WHAT IS REQUIRED — From the listing that follows, output everything exactly except the pictures.

(Dataset items)

>>

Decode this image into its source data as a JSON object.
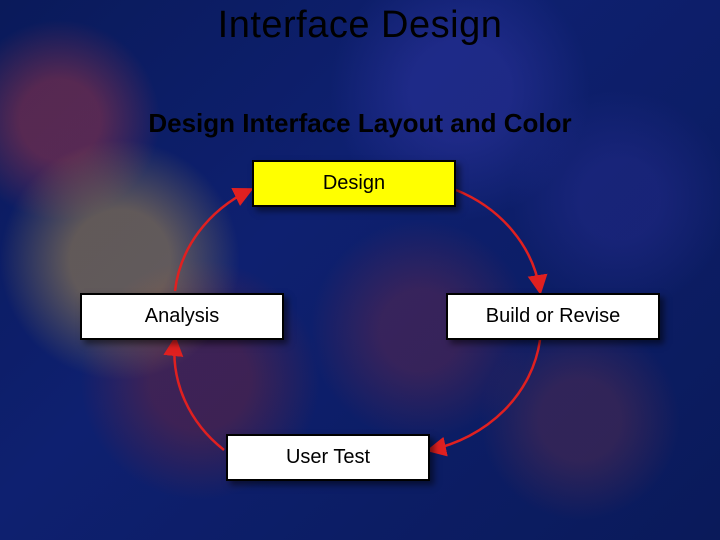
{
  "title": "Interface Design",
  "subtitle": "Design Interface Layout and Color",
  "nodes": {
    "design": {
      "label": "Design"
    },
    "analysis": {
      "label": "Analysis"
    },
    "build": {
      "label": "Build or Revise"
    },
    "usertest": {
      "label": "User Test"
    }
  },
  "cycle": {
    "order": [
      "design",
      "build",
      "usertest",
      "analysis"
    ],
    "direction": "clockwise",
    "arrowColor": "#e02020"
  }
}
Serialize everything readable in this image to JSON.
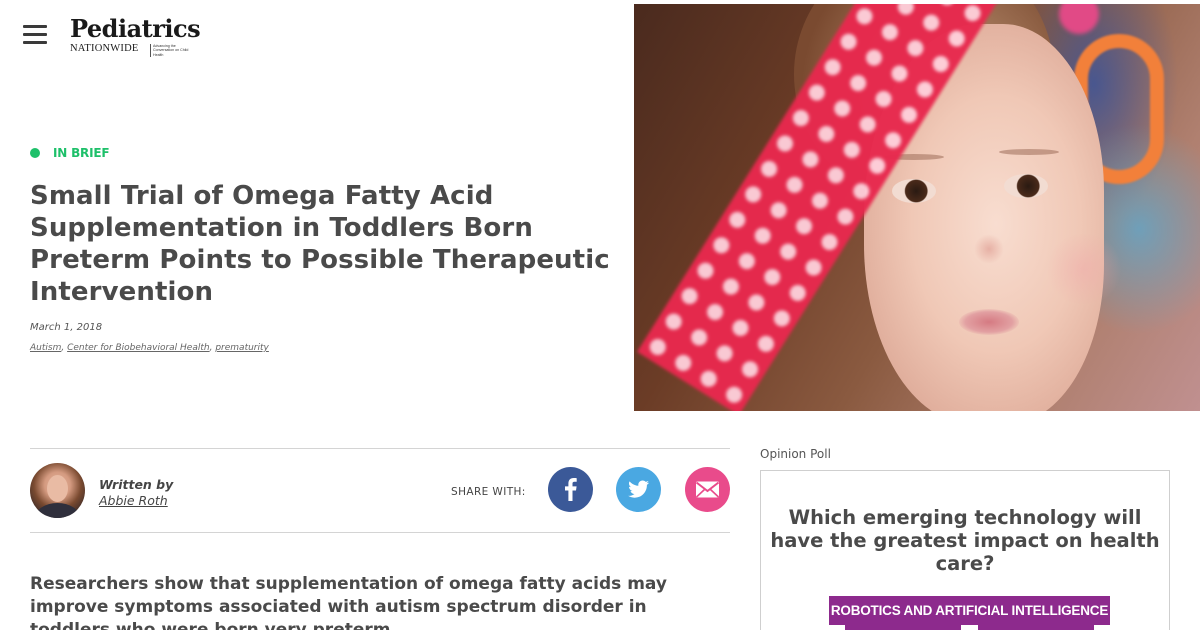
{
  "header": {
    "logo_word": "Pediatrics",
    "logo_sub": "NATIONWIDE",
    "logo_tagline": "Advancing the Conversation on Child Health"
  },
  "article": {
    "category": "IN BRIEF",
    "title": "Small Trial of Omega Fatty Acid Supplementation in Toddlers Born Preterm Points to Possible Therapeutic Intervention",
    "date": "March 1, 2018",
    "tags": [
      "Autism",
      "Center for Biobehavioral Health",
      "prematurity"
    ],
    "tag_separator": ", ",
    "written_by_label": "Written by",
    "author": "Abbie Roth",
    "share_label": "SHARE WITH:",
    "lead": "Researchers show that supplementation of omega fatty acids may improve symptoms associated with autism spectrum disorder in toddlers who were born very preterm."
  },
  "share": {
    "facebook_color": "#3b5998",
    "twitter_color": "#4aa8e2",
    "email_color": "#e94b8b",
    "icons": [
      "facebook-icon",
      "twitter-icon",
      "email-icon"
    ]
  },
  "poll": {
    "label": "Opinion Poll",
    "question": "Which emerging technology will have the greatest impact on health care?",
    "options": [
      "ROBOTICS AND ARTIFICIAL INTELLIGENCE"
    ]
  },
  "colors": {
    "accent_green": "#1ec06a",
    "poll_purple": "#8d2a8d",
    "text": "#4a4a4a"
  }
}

<<

THE OUTPUT —
Decode this image into its source data as a JSON object.
{
  "title": "Interface Design",
  "subtitle": "Design Interface Layout and Color",
  "nodes": {
    "design": {
      "label": "Design"
    },
    "analysis": {
      "label": "Analysis"
    },
    "build": {
      "label": "Build or Revise"
    },
    "usertest": {
      "label": "User Test"
    }
  },
  "cycle": {
    "order": [
      "design",
      "build",
      "usertest",
      "analysis"
    ],
    "direction": "clockwise",
    "arrowColor": "#e02020"
  }
}
Serialize everything readable in this image to JSON.
{
  "header": {
    "logo_word": "Pediatrics",
    "logo_sub": "NATIONWIDE",
    "logo_tagline": "Advancing the Conversation on Child Health"
  },
  "article": {
    "category": "IN BRIEF",
    "title": "Small Trial of Omega Fatty Acid Supplementation in Toddlers Born Preterm Points to Possible Therapeutic Intervention",
    "date": "March 1, 2018",
    "tags": [
      "Autism",
      "Center for Biobehavioral Health",
      "prematurity"
    ],
    "tag_separator": ", ",
    "written_by_label": "Written by",
    "author": "Abbie Roth",
    "share_label": "SHARE WITH:",
    "lead": "Researchers show that supplementation of omega fatty acids may improve symptoms associated with autism spectrum disorder in toddlers who were born very preterm."
  },
  "share": {
    "facebook_color": "#3b5998",
    "twitter_color": "#4aa8e2",
    "email_color": "#e94b8b",
    "icons": [
      "facebook-icon",
      "twitter-icon",
      "email-icon"
    ]
  },
  "poll": {
    "label": "Opinion Poll",
    "question": "Which emerging technology will have the greatest impact on health care?",
    "options": [
      "ROBOTICS AND ARTIFICIAL INTELLIGENCE"
    ]
  },
  "colors": {
    "accent_green": "#1ec06a",
    "poll_purple": "#8d2a8d",
    "text": "#4a4a4a"
  }
}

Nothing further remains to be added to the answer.